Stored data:
+ + + + + + +

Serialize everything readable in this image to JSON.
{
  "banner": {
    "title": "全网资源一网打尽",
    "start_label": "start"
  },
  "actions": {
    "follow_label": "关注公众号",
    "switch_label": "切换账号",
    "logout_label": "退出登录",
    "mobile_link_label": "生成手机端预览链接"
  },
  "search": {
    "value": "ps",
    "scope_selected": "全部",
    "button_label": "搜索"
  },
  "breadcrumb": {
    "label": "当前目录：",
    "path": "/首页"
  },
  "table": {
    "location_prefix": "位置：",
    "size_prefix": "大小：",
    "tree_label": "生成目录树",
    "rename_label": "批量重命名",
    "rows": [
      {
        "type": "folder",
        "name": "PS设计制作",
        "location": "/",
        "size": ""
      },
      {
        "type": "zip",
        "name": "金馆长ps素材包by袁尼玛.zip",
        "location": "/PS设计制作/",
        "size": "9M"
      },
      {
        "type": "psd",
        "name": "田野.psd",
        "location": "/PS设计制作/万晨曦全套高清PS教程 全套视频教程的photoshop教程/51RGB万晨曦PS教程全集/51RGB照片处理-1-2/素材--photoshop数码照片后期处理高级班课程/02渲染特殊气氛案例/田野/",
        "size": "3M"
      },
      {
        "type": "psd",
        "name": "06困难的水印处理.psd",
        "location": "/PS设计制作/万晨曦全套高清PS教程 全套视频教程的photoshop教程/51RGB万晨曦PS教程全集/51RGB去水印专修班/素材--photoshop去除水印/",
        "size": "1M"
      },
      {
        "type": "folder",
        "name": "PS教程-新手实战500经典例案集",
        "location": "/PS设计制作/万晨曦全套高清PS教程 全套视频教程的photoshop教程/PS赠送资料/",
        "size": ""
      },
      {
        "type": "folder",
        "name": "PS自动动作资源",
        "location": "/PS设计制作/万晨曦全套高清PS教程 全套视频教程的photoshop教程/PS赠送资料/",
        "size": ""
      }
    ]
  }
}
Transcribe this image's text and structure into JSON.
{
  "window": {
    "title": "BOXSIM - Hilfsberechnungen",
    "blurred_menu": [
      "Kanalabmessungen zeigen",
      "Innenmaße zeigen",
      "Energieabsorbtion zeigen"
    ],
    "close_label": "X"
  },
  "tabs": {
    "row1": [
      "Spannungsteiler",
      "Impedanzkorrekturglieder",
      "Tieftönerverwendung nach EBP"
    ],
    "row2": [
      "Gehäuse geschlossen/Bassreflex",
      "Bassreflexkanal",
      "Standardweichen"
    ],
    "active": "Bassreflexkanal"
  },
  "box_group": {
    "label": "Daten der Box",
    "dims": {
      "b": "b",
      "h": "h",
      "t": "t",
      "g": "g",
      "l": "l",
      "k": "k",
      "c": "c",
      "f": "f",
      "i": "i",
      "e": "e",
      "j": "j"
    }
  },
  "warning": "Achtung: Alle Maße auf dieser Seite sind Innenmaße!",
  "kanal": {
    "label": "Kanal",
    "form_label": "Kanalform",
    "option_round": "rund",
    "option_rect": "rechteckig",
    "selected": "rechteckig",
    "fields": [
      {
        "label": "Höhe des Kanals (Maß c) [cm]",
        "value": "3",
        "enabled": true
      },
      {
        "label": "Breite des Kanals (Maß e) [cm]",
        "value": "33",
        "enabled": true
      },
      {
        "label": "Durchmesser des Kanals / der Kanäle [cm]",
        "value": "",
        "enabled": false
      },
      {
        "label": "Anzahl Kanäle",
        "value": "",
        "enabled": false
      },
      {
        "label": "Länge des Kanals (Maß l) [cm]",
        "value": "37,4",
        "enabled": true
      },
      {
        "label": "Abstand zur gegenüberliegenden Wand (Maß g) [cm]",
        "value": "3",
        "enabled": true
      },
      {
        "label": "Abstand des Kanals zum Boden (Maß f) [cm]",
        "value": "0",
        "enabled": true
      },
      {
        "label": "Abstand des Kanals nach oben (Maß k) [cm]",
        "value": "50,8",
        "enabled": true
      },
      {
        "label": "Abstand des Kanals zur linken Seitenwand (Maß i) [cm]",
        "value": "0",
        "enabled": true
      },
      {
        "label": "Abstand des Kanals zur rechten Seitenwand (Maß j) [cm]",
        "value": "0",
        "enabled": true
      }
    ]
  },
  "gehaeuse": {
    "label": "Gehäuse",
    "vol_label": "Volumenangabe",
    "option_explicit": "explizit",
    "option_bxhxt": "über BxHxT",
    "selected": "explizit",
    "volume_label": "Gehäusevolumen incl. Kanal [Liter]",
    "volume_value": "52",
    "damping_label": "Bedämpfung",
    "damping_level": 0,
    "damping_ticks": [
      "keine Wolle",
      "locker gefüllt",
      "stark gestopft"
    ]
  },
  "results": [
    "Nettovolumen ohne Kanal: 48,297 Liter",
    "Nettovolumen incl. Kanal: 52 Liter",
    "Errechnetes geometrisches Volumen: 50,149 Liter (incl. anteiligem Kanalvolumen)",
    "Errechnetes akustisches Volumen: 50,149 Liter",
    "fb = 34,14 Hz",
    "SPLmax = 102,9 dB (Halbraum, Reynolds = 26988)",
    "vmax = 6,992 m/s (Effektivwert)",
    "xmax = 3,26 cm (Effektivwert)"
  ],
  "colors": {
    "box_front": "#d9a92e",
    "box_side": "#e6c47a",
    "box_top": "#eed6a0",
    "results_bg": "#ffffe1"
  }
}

+ + + + + + +

Work instructions —
Copy the records above exactly.

Solution below —
Serialize everything readable in this image to JSON.
{
  "banner": {
    "title": "全网资源一网打尽",
    "start_label": "start"
  },
  "actions": {
    "follow_label": "关注公众号",
    "switch_label": "切换账号",
    "logout_label": "退出登录",
    "mobile_link_label": "生成手机端预览链接"
  },
  "search": {
    "value": "ps",
    "scope_selected": "全部",
    "button_label": "搜索"
  },
  "breadcrumb": {
    "label": "当前目录：",
    "path": "/首页"
  },
  "table": {
    "location_prefix": "位置：",
    "size_prefix": "大小：",
    "tree_label": "生成目录树",
    "rename_label": "批量重命名",
    "rows": [
      {
        "type": "folder",
        "name": "PS设计制作",
        "location": "/",
        "size": ""
      },
      {
        "type": "zip",
        "name": "金馆长ps素材包by袁尼玛.zip",
        "location": "/PS设计制作/",
        "size": "9M"
      },
      {
        "type": "psd",
        "name": "田野.psd",
        "location": "/PS设计制作/万晨曦全套高清PS教程 全套视频教程的photoshop教程/51RGB万晨曦PS教程全集/51RGB照片处理-1-2/素材--photoshop数码照片后期处理高级班课程/02渲染特殊气氛案例/田野/",
        "size": "3M"
      },
      {
        "type": "psd",
        "name": "06困难的水印处理.psd",
        "location": "/PS设计制作/万晨曦全套高清PS教程 全套视频教程的photoshop教程/51RGB万晨曦PS教程全集/51RGB去水印专修班/素材--photoshop去除水印/",
        "size": "1M"
      },
      {
        "type": "folder",
        "name": "PS教程-新手实战500经典例案集",
        "location": "/PS设计制作/万晨曦全套高清PS教程 全套视频教程的photoshop教程/PS赠送资料/",
        "size": ""
      },
      {
        "type": "folder",
        "name": "PS自动动作资源",
        "location": "/PS设计制作/万晨曦全套高清PS教程 全套视频教程的photoshop教程/PS赠送资料/",
        "size": ""
      }
    ]
  }
}
Transcribe this image's text and structure into JSON.
{
  "window": {
    "title": "BOXSIM - Hilfsberechnungen",
    "blurred_menu": [
      "Kanalabmessungen zeigen",
      "Innenmaße zeigen",
      "Energieabsorbtion zeigen"
    ],
    "close_label": "X"
  },
  "tabs": {
    "row1": [
      "Spannungsteiler",
      "Impedanzkorrekturglieder",
      "Tieftönerverwendung nach EBP"
    ],
    "row2": [
      "Gehäuse geschlossen/Bassreflex",
      "Bassreflexkanal",
      "Standardweichen"
    ],
    "active": "Bassreflexkanal"
  },
  "box_group": {
    "label": "Daten der Box",
    "dims": {
      "b": "b",
      "h": "h",
      "t": "t",
      "g": "g",
      "l": "l",
      "k": "k",
      "c": "c",
      "f": "f",
      "i": "i",
      "e": "e",
      "j": "j"
    }
  },
  "warning": "Achtung: Alle Maße auf dieser Seite sind Innenmaße!",
  "kanal": {
    "label": "Kanal",
    "form_label": "Kanalform",
    "option_round": "rund",
    "option_rect": "rechteckig",
    "selected": "rechteckig",
    "fields": [
      {
        "label": "Höhe des Kanals (Maß c) [cm]",
        "value": "3",
        "enabled": true
      },
      {
        "label": "Breite des Kanals (Maß e) [cm]",
        "value": "33",
        "enabled": true
      },
      {
        "label": "Durchmesser des Kanals / der Kanäle [cm]",
        "value": "",
        "enabled": false
      },
      {
        "label": "Anzahl Kanäle",
        "value": "",
        "enabled": false
      },
      {
        "label": "Länge des Kanals (Maß l) [cm]",
        "value": "37,4",
        "enabled": true
      },
      {
        "label": "Abstand zur gegenüberliegenden Wand (Maß g) [cm]",
        "value": "3",
        "enabled": true
      },
      {
        "label": "Abstand des Kanals zum Boden (Maß f) [cm]",
        "value": "0",
        "enabled": true
      },
      {
        "label": "Abstand des Kanals nach oben (Maß k) [cm]",
        "value": "50,8",
        "enabled": true
      },
      {
        "label": "Abstand des Kanals zur linken Seitenwand (Maß i) [cm]",
        "value": "0",
        "enabled": true
      },
      {
        "label": "Abstand des Kanals zur rechten Seitenwand (Maß j) [cm]",
        "value": "0",
        "enabled": true
      }
    ]
  },
  "gehaeuse": {
    "label": "Gehäuse",
    "vol_label": "Volumenangabe",
    "option_explicit": "explizit",
    "option_bxhxt": "über BxHxT",
    "selected": "explizit",
    "volume_label": "Gehäusevolumen incl. Kanal [Liter]",
    "volume_value": "52",
    "damping_label": "Bedämpfung",
    "damping_level": 0,
    "damping_ticks": [
      "keine Wolle",
      "locker gefüllt",
      "stark gestopft"
    ]
  },
  "results": [
    "Nettovolumen ohne Kanal: 48,297 Liter",
    "Nettovolumen incl. Kanal: 52 Liter",
    "Errechnetes geometrisches Volumen: 50,149 Liter (incl. anteiligem Kanalvolumen)",
    "Errechnetes akustisches Volumen: 50,149 Liter",
    "fb = 34,14 Hz",
    "SPLmax = 102,9 dB (Halbraum, Reynolds = 26988)",
    "vmax = 6,992 m/s (Effektivwert)",
    "xmax = 3,26 cm (Effektivwert)"
  ],
  "colors": {
    "box_front": "#d9a92e",
    "box_side": "#e6c47a",
    "box_top": "#eed6a0",
    "results_bg": "#ffffe1"
  }
}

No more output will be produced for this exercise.